STATED PROBLEM 1: From the article on oilfield dry-disconnect couplings, output the stretch from "Throughout all stages" through "liquid-tight as possible." word for word.

---- EXTRACT PROVIDED

THE ONGOING surge in oil and natural gas production in the United States has not only led to record levels of production and supply, but also had a positive effect in many other areas. Among those benefitting from the increased oil and gas production are oilfield service companies.
It stands to reason that an increase in the amount of production and the number of drilling sites—whether conventional or unconventional—would increase the demand for oilfield services, including the transportation and delivery of drilling fluids, crude oil, and natural gas condensate.
Service companies continue to add equipment to meet the needs of oilfield exploration and production companies. Driving this growth over the next five years will be North America, with its continuing focus on unconventional shale plays and the overall growth of the domestic oil and gas market.
Just as more oilfield activity means increased demand for equipment, increased production means a higher amount of crude oil, natural gas and other petroleum liquids that must be handled safely, for both oilfield personnel and the environment. There is a growing need for flow-control equipment that can adequately and reliably prevent leaks and spills during handling, transferring, or transporting of petroleum products.
Throughout all stages of oil and natural gas production, conscientious producers and their drilling partners are taking special precautions to prevent unnecessary contamination of the well site and the environment, while helping to ensure the safety of their employees. Spill and leak prevention across all facets of the drilling and production process create a need for fittings and hoses that are as liquid-tight as possible.
Quick-disconnect technology traditionally has been the coupling style of choice. However, dry-disconnect couplers are becoming more attractive as a technology option that provides a better means of safeguarding people and the environment in the oilfield. The effectiveness of dry-disconnect technology dovetails nicely with the wishes of oilfield operators, who are placing a heightened emphasis on reducing liquid discharge at hose connection points, particularly at drilling sites.
Dry-disconnect couplings have been designed and tested to be an automatic, highly reliable mechanism that seals off both the hose and the fixed pipe end when the hose is disconnected. These couplings can be used in any liquid-transfer application where loss of fluid upon disconnection cannot be tolerated because of environmental regulations, worker safety considerations, the high value of the fluid or where cleanliness is a concern.
Although dry-disconnect products are not necessarily newcomers to the connection business, the demand for these products has continued to rise sharply as environmental consciousness and compliance have become more prevalent. Additionally, the engineering, design and materials of construction found in dry disconnects have become more and more advanced, offering the optimum connect/disconnect solution at a reasonable price point.
Recognizing the desires and demands of oilfield operators for an increased level of liquid containment, OPW Engineered Systems offers several types of dry disconnects, each offering unique benefits depending on the type of liquids being handled or the level of protection required, most notably:
• Kamvalok dry disconnect couplers use a unique poppet-action design where the flow shut-off mechanism resembles a butterfly valve that results in very low flow restriction. Connections and disconnections are accomplished by simply closing and opening two cam arms, which lock into the machined groove around the circumference of the mating adaptor. This design enhances flow while simultaneously reducing the risk of unacceptable product loss. A foolproof safety interlock prevents accidental opening, and a sealing arrangement results in a drip-free dry disconnect. Kamvaloks are also designed to automatically shut off in the event of accidental disconnection.

--------

STATED PROBLEM 2: Return the rows below verbatim, from the line containing "admin-label: Admin xyxy=(536,340,576,353)" through the line containing "finished-projects-stat: Finished projects: 3", with both of those lines included.

---- RECORDS SHOWN

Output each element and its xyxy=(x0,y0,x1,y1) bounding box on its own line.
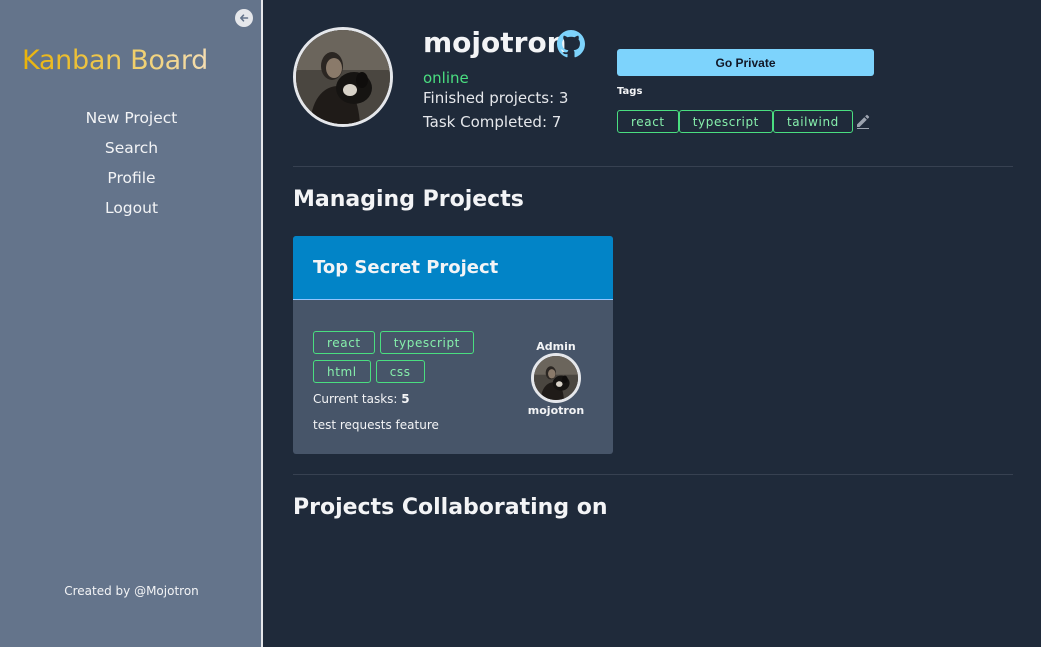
admin-label: Admin xyxy=(536,340,576,353)
go-private-button[interactable]: Go Private xyxy=(617,49,874,76)
github-icon[interactable] xyxy=(557,30,585,58)
admin-name: mojotron xyxy=(527,404,585,417)
managing-projects-title: Managing Projects xyxy=(293,187,524,212)
profile-tag: react xyxy=(617,110,679,133)
project-card-header: Top Secret Project xyxy=(293,236,613,300)
current-tasks-label: Current tasks: xyxy=(313,392,402,406)
section-divider xyxy=(293,474,1013,475)
collaborating-projects-title: Projects Collaborating on xyxy=(293,495,608,520)
profile-tags: react typescript tailwind xyxy=(617,110,853,133)
pencil-icon[interactable] xyxy=(855,113,871,129)
footer-credit: Created by @Mojotron xyxy=(64,584,199,598)
arrow-left-circle-icon[interactable] xyxy=(235,9,253,27)
tasks-completed-stat: Task Completed: 7 xyxy=(423,113,562,131)
project-title: Top Secret Project xyxy=(313,257,499,278)
finished-projects-stat: Finished projects: 3 xyxy=(423,89,569,107)
sidebar-nav: New Project Search Profile Logout xyxy=(0,106,263,226)
sidebar: Kanban Board New Project Search Profile … xyxy=(0,0,263,647)
profile-avatar xyxy=(293,27,393,127)
current-tasks: Current tasks: 5 xyxy=(313,392,410,406)
nav-search[interactable]: Search xyxy=(0,136,263,166)
profile-tag: tailwind xyxy=(772,110,853,133)
main-content: mojotron online Finished projects: 3 Tas… xyxy=(263,0,1041,647)
admin-avatar xyxy=(531,353,581,403)
nav-profile[interactable]: Profile xyxy=(0,166,263,196)
section-divider xyxy=(293,166,1013,167)
project-tag: css xyxy=(375,360,425,383)
project-tag: typescript xyxy=(379,331,474,354)
profile-tag: typescript xyxy=(678,110,773,133)
app-brand: Kanban Board xyxy=(22,45,209,76)
project-card[interactable]: Top Secret Project react typescript html… xyxy=(293,236,613,454)
project-tag: react xyxy=(313,331,375,354)
project-tags: react typescript html css xyxy=(313,331,513,383)
current-tasks-count: 5 xyxy=(401,392,410,406)
profile-username: mojotron xyxy=(423,26,567,59)
project-tag: html xyxy=(313,360,371,383)
online-status: online xyxy=(423,69,469,87)
tags-label: Tags xyxy=(617,86,643,97)
nav-logout[interactable]: Logout xyxy=(0,196,263,226)
nav-new-project[interactable]: New Project xyxy=(0,106,263,136)
project-description: test requests feature xyxy=(313,418,439,432)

--------

OUTPUT 1:
Throughout all stages of oil and natural gas production, conscientious producers and their drilling partners are taking special precautions to prevent unnecessary contamination of the well site and the environment, while helping to ensure the safety of their employees. Spill and leak prevention across all facets of the drilling and production process create a need for fittings and hoses that are as liquid-tight as possible.

OUTPUT 2:
admin-label: Admin xyxy=(536,340,576,353)
go-private-button[interactable]: Go Private xyxy=(617,49,874,76)
github-icon[interactable] xyxy=(557,30,585,58)
admin-name: mojotron xyxy=(527,404,585,417)
managing-projects-title: Managing Projects xyxy=(293,187,524,212)
profile-tag: react xyxy=(617,110,679,133)
project-card-header: Top Secret Project xyxy=(293,236,613,300)
current-tasks-label: Current tasks: xyxy=(313,392,402,406)
section-divider xyxy=(293,474,1013,475)
collaborating-projects-title: Projects Collaborating on xyxy=(293,495,608,520)
profile-tags: react typescript tailwind xyxy=(617,110,853,133)
pencil-icon[interactable] xyxy=(855,113,871,129)
footer-credit: Created by @Mojotron xyxy=(64,584,199,598)
arrow-left-circle-icon[interactable] xyxy=(235,9,253,27)
tasks-completed-stat: Task Completed: 7 xyxy=(423,113,562,131)
project-title: Top Secret Project xyxy=(313,257,499,278)
finished-projects-stat: Finished projects: 3 xyxy=(423,89,569,107)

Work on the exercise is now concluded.